>> begin EXERCISE INPUT

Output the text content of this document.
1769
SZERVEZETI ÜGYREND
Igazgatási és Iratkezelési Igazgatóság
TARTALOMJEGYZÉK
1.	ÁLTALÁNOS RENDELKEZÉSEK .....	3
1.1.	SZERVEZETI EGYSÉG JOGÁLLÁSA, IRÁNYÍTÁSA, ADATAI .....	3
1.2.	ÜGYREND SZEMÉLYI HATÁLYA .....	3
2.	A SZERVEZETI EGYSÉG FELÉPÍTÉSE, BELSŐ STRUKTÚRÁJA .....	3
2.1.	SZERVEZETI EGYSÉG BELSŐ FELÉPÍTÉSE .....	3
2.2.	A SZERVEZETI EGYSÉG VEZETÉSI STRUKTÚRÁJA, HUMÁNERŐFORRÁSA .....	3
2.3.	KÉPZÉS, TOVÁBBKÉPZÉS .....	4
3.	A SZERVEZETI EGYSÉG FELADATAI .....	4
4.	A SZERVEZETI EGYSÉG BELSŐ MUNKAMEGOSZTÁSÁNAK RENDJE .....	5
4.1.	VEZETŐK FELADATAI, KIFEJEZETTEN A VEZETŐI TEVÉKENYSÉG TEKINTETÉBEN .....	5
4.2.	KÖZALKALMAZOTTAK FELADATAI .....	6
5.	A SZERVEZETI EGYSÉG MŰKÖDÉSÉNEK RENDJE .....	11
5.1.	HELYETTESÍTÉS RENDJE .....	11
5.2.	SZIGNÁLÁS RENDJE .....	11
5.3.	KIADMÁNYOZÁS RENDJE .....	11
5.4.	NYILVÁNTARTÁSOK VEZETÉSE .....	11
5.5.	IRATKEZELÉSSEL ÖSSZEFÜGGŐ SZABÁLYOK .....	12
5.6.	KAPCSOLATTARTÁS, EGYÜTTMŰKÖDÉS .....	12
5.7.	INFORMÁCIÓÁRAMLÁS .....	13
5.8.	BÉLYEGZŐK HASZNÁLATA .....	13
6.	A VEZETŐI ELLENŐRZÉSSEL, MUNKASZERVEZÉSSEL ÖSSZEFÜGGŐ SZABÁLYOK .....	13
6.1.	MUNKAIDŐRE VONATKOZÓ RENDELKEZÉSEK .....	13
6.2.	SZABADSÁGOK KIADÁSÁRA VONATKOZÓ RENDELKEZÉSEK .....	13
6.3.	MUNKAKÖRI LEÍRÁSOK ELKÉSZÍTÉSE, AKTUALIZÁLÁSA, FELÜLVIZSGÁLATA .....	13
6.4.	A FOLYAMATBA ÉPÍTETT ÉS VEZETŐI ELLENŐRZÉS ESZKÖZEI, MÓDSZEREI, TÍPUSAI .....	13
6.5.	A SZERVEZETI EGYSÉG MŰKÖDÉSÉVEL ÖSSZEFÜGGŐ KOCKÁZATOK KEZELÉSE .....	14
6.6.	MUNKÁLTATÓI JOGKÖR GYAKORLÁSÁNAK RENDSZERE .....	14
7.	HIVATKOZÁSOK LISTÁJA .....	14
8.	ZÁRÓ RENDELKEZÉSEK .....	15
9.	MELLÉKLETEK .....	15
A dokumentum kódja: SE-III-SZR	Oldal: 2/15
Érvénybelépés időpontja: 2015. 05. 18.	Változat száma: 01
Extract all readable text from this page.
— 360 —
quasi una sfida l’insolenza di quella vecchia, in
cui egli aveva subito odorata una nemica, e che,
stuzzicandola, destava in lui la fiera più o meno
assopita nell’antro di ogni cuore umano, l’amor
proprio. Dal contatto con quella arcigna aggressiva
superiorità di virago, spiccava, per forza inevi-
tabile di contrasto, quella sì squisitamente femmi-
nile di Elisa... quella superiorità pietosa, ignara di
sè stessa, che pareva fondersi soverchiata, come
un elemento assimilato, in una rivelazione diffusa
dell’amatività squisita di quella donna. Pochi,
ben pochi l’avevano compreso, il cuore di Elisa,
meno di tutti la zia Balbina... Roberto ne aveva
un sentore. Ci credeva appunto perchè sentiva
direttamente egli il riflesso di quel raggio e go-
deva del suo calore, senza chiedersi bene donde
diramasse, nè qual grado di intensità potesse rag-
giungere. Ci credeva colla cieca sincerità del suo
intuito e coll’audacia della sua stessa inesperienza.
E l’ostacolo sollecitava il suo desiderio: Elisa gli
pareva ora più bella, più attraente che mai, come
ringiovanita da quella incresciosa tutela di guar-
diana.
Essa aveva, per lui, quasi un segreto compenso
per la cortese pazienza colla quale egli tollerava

>> end EXERCISE INPUT

Give the data again, exactly as it stands.

Output the text content of this document.
1769
SZERVEZETI ÜGYREND
Igazgatási és Iratkezelési Igazgatóság
TARTALOMJEGYZÉK
1.	ÁLTALÁNOS RENDELKEZÉSEK .....	3
1.1.	SZERVEZETI EGYSÉG JOGÁLLÁSA, IRÁNYÍTÁSA, ADATAI .....	3
1.2.	ÜGYREND SZEMÉLYI HATÁLYA .....	3
2.	A SZERVEZETI EGYSÉG FELÉPÍTÉSE, BELSŐ STRUKTÚRÁJA .....	3
2.1.	SZERVEZETI EGYSÉG BELSŐ FELÉPÍTÉSE .....	3
2.2.	A SZERVEZETI EGYSÉG VEZETÉSI STRUKTÚRÁJA, HUMÁNERŐFORRÁSA .....	3
2.3.	KÉPZÉS, TOVÁBBKÉPZÉS .....	4
3.	A SZERVEZETI EGYSÉG FELADATAI .....	4
4.	A SZERVEZETI EGYSÉG BELSŐ MUNKAMEGOSZTÁSÁNAK RENDJE .....	5
4.1.	VEZETŐK FELADATAI, KIFEJEZETTEN A VEZETŐI TEVÉKENYSÉG TEKINTETÉBEN .....	5
4.2.	KÖZALKALMAZOTTAK FELADATAI .....	6
5.	A SZERVEZETI EGYSÉG MŰKÖDÉSÉNEK RENDJE .....	11
5.1.	HELYETTESÍTÉS RENDJE .....	11
5.2.	SZIGNÁLÁS RENDJE .....	11
5.3.	KIADMÁNYOZÁS RENDJE .....	11
5.4.	NYILVÁNTARTÁSOK VEZETÉSE .....	11
5.5.	IRATKEZELÉSSEL ÖSSZEFÜGGŐ SZABÁLYOK .....	12
5.6.	KAPCSOLATTARTÁS, EGYÜTTMŰKÖDÉS .....	12
5.7.	INFORMÁCIÓÁRAMLÁS .....	13
5.8.	BÉLYEGZŐK HASZNÁLATA .....	13
6.	A VEZETŐI ELLENŐRZÉSSEL, MUNKASZERVEZÉSSEL ÖSSZEFÜGGŐ SZABÁLYOK .....	13
6.1.	MUNKAIDŐRE VONATKOZÓ RENDELKEZÉSEK .....	13
6.2.	SZABADSÁGOK KIADÁSÁRA VONATKOZÓ RENDELKEZÉSEK .....	13
6.3.	MUNKAKÖRI LEÍRÁSOK ELKÉSZÍTÉSE, AKTUALIZÁLÁSA, FELÜLVIZSGÁLATA .....	13
6.4.	A FOLYAMATBA ÉPÍTETT ÉS VEZETŐI ELLENŐRZÉS ESZKÖZEI, MÓDSZEREI, TÍPUSAI .....	13
6.5.	A SZERVEZETI EGYSÉG MŰKÖDÉSÉVEL ÖSSZEFÜGGŐ KOCKÁZATOK KEZELÉSE .....	14
6.6.	MUNKÁLTATÓI JOGKÖR GYAKORLÁSÁNAK RENDSZERE .....	14
7.	HIVATKOZÁSOK LISTÁJA .....	14
8.	ZÁRÓ RENDELKEZÉSEK .....	15
9.	MELLÉKLETEK .....	15
A dokumentum kódja: SE-III-SZR	Oldal: 2/15
Érvénybelépés időpontja: 2015. 05. 18.	Változat száma: 01
Extract all readable text from this page.
— 360 —
quasi una sfida l’insolenza di quella vecchia, in
cui egli aveva subito odorata una nemica, e che,
stuzzicandola, destava in lui la fiera più o meno
assopita nell’antro di ogni cuore umano, l’amor
proprio. Dal contatto con quella arcigna aggressiva
superiorità di virago, spiccava, per forza inevi-
tabile di contrasto, quella sì squisitamente femmi-
nile di Elisa... quella superiorità pietosa, ignara di
sè stessa, che pareva fondersi soverchiata, come
un elemento assimilato, in una rivelazione diffusa
dell’amatività squisita di quella donna. Pochi,
ben pochi l’avevano compreso, il cuore di Elisa,
meno di tutti la zia Balbina... Roberto ne aveva
un sentore. Ci credeva appunto perchè sentiva
direttamente egli il riflesso di quel raggio e go-
deva del suo calore, senza chiedersi bene donde
diramasse, nè qual grado di intensità potesse rag-
giungere. Ci credeva colla cieca sincerità del suo
intuito e coll’audacia della sua stessa inesperienza.
E l’ostacolo sollecitava il suo desiderio: Elisa gli
pareva ora più bella, più attraente che mai, come
ringiovanita da quella incresciosa tutela di guar-
diana.
Essa aveva, per lui, quasi un segreto compenso
per la cortese pazienza colla quale egli tollerava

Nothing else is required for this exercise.